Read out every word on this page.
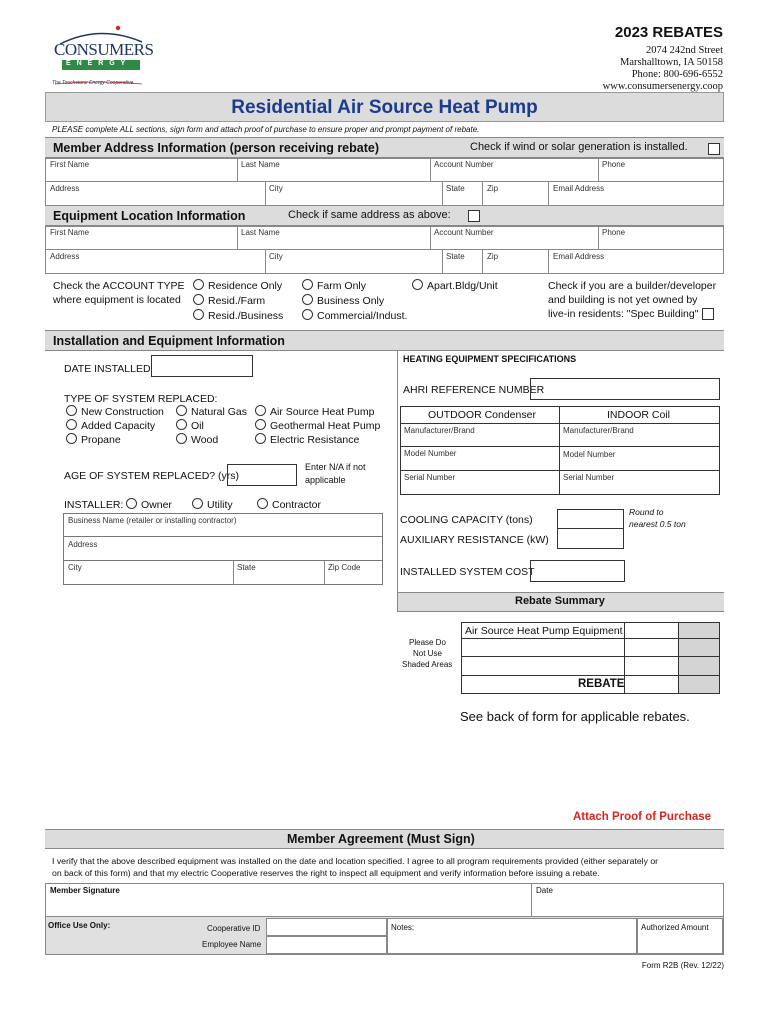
CONSUMERS
E N E R G Y
The Touchstone Energy Cooperative
2023 REBATES
2074 242nd Street
Marshalltown, IA 50158
Phone: 800-696-6552
www.consumersenergy.coop
Residential Air Source Heat Pump
PLEASE complete ALL sections, sign form and attach proof of purchase to ensure proper and prompt payment of rebate.
Member Address Information (person receiving rebate)	Check if wind or solar generation is installed.
First Name	Last Name	Account Number	Phone
Address	City	State	Zip	Email Address
Equipment Location Information	Check if same address as above:
First Name	Last Name	Account Number	Phone
Address	City	State	Zip	Email Address
Check the ACCOUNT TYPE
where equipment is located
Residence Only
Resid./Farm
Resid./Business
Farm Only
Business Only
Commercial/Indust.
Apart.Bldg/Unit	Check if you are a builder/developer
and building is not yet owned by
live-in residents: "Spec Building"
Installation and Equipment Information
DATE INSTALLED
TYPE OF SYSTEM REPLACED:
New Construction
Added Capacity
Propane
Natural Gas
Oil
Wood
Air Source Heat Pump
Geothermal Heat Pump
Electric Resistance
AGE OF SYSTEM REPLACED? (yrs)
Enter N/A if not
applicable
INSTALLER:	Owner	Utility	Contractor
Business Name (retailer or installing contractor)
Address
City	State	Zip Code
HEATING EQUIPMENT SPECIFICATIONS
AHRI REFERENCE NUMBER
OUTDOOR Condenser	INDOOR Coil
Manufacturer/Brand	Manufacturer/Brand
Model Number	Model Number
Serial Number	Serial Number
COOLING CAPACITY (tons)
Round to
nearest 0.5 ton
AUXILIARY RESISTANCE (kW)
INSTALLED SYSTEM COST
Rebate Summary
Please Do
Not Use
Shaded Areas
Air Source Heat Pump Equipment
REBATE
See back of form for applicable rebates.
Attach Proof of Purchase
Member Agreement (Must Sign)
I verify that the above described equipment was installed on the date and location specified. I agree to all program requirements provided (either separately or
on back of this form) and that my electric Cooperative reserves the right to inspect all equipment and verify information before issuing a rebate.
Member Signature	Date
Office Use Only:	Cooperative ID
Employee Name
Notes:	Authorized Amount
Form R2B (Rev. 12/22)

-=-=-

- [Set task]: The records above should be reproduced exactly, with no pictures included.

- [Output]:
Read out every word on this page.
CONSUMERS
E N E R G Y
The Touchstone Energy Cooperative
2023 REBATES
2074 242nd Street
Marshalltown, IA 50158
Phone: 800-696-6552
www.consumersenergy.coop
Residential Air Source Heat Pump
PLEASE complete ALL sections, sign form and attach proof of purchase to ensure proper and prompt payment of rebate.
Member Address Information (person receiving rebate)	Check if wind or solar generation is installed.
First Name	Last Name	Account Number	Phone
Address	City	State	Zip	Email Address
Equipment Location Information	Check if same address as above:
First Name	Last Name	Account Number	Phone
Address	City	State	Zip	Email Address
Check the ACCOUNT TYPE
where equipment is located
Residence Only
Resid./Farm
Resid./Business
Farm Only
Business Only
Commercial/Indust.
Apart.Bldg/Unit	Check if you are a builder/developer
and building is not yet owned by
live-in residents: "Spec Building"
Installation and Equipment Information
DATE INSTALLED
TYPE OF SYSTEM REPLACED:
New Construction
Added Capacity
Propane
Natural Gas
Oil
Wood
Air Source Heat Pump
Geothermal Heat Pump
Electric Resistance
AGE OF SYSTEM REPLACED? (yrs)
Enter N/A if not
applicable
INSTALLER:	Owner	Utility	Contractor
Business Name (retailer or installing contractor)
Address
City	State	Zip Code
HEATING EQUIPMENT SPECIFICATIONS
AHRI REFERENCE NUMBER
OUTDOOR Condenser	INDOOR Coil
Manufacturer/Brand	Manufacturer/Brand
Model Number	Model Number
Serial Number	Serial Number
COOLING CAPACITY (tons)
Round to
nearest 0.5 ton
AUXILIARY RESISTANCE (kW)
INSTALLED SYSTEM COST
Rebate Summary
Please Do
Not Use
Shaded Areas
Air Source Heat Pump Equipment
REBATE
See back of form for applicable rebates.
Attach Proof of Purchase
Member Agreement (Must Sign)
I verify that the above described equipment was installed on the date and location specified. I agree to all program requirements provided (either separately or
on back of this form) and that my electric Cooperative reserves the right to inspect all equipment and verify information before issuing a rebate.
Member Signature	Date
Office Use Only:	Cooperative ID
Employee Name
Notes:	Authorized Amount
Form R2B (Rev. 12/22)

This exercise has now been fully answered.